Als „verdachtsunabhängige und maßlose“ Überwachung kritisiert der einstige ÖVP-Justizsprecher Michael Ikrath das Vorhaben von ÖVP und FPÖ. Österreich mutiere mit dem Überwachungspaket „zu einem polizeilichen Überwachungsstaat“.

Ähnlich sieht das Rechtsanwalt Ewald Scheucher. Beim ExpertInnen-Hearing der Oppositionsparteien am 5. April 2018 resümierte er:

„Wir kippen langsam in einen Superstaat, wo es in Wahrheit keine freie Regung mehr gibt, ohne dass irgendjemand Zugriff darauf hat.“

Welche Folgen hat das Paket für die ÖsterreicherInnen?

- Arbeitsauftrag 1:
Schreiben Sie aus dem Übungstext zum Überwachungspaket den Abschnitt von „Ähnlich sieht das“ bis einschließlich „für die ÖsterreicherInnen?“ wortgetreu ab.
- Arbeitsauftrag 2:
Fassen Sie den Übungstext zum Überwachungspaket in zwei Sätzen zusammen.

- Erfasste Daten:
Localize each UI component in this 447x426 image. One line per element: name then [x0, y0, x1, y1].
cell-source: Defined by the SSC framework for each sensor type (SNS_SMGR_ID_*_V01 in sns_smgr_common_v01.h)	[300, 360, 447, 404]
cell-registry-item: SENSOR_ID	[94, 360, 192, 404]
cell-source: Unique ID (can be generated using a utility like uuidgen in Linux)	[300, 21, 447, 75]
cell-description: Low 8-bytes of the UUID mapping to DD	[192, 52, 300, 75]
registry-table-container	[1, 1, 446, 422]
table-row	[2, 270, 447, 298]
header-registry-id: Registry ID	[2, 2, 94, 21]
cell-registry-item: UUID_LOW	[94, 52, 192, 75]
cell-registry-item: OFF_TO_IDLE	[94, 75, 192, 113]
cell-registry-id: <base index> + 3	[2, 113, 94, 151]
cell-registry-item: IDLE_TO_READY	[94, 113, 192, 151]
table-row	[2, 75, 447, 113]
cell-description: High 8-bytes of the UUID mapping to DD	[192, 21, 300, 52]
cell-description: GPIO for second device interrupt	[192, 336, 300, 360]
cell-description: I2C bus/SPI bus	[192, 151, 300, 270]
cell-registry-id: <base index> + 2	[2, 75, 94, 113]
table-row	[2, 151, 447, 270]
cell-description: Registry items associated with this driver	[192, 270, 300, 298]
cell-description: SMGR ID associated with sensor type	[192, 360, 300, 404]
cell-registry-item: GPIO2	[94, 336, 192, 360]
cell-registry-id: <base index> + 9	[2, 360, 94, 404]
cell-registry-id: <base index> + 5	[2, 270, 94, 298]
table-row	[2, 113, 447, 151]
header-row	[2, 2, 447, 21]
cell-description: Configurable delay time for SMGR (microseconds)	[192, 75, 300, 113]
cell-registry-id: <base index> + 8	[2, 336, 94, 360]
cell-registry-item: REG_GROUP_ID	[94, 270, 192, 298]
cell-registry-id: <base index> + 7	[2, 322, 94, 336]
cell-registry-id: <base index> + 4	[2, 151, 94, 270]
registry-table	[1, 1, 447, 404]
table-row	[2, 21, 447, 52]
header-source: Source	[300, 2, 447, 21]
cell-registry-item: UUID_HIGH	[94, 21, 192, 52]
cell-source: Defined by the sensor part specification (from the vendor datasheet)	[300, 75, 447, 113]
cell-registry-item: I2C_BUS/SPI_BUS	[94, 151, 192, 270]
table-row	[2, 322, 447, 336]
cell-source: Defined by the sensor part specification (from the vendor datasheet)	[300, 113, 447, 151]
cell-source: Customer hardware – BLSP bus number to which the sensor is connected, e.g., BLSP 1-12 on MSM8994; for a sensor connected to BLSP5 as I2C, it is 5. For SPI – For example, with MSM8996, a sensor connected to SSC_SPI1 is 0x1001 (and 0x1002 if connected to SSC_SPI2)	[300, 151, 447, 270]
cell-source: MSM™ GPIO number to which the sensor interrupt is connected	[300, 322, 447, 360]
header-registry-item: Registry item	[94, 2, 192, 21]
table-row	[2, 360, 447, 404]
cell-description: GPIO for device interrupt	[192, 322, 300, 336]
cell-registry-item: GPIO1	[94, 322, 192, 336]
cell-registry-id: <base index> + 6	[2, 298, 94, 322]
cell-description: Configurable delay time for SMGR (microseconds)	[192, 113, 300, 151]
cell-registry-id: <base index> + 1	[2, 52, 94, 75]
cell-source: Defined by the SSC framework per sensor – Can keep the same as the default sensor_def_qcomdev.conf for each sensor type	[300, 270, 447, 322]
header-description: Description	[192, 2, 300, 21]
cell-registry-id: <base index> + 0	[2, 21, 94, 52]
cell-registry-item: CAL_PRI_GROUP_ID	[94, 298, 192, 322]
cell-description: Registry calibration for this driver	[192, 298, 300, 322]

- Lösung 1:
Ähnlich sieht das Rechtsanwalt Ewald Scheucher. Beim ExpertInnen-Hearing der Oppositionsparteien am 5. April 2018 resümierte er:

„Wir kippen langsam in einen Superstaat, wo es in Wahrheit keine freie Regung mehr gibt, ohne dass irgendjemand Zugriff darauf hat.“

Welche Folgen hat das Paket für die ÖsterreicherInnen?

- Lösung 2:
Der ehemalige ÖVP-Justizsprecher Michael Ikrath kritisiert das Überwachungspaket von ÖVP und FPÖ als verdachtsunabhängig und maßlos und sieht Österreich zu einem polizeilichen Überwachungsstaat werden. Rechtsanwalt Ewald Scheucher teilt diese Sicht und warnte beim ExpertInnen-Hearing der Oppositionsparteien am 5. April 2018 vor einem Superstaat, in dem keine freie Regung mehr ohne fremden Zugriff bleibt.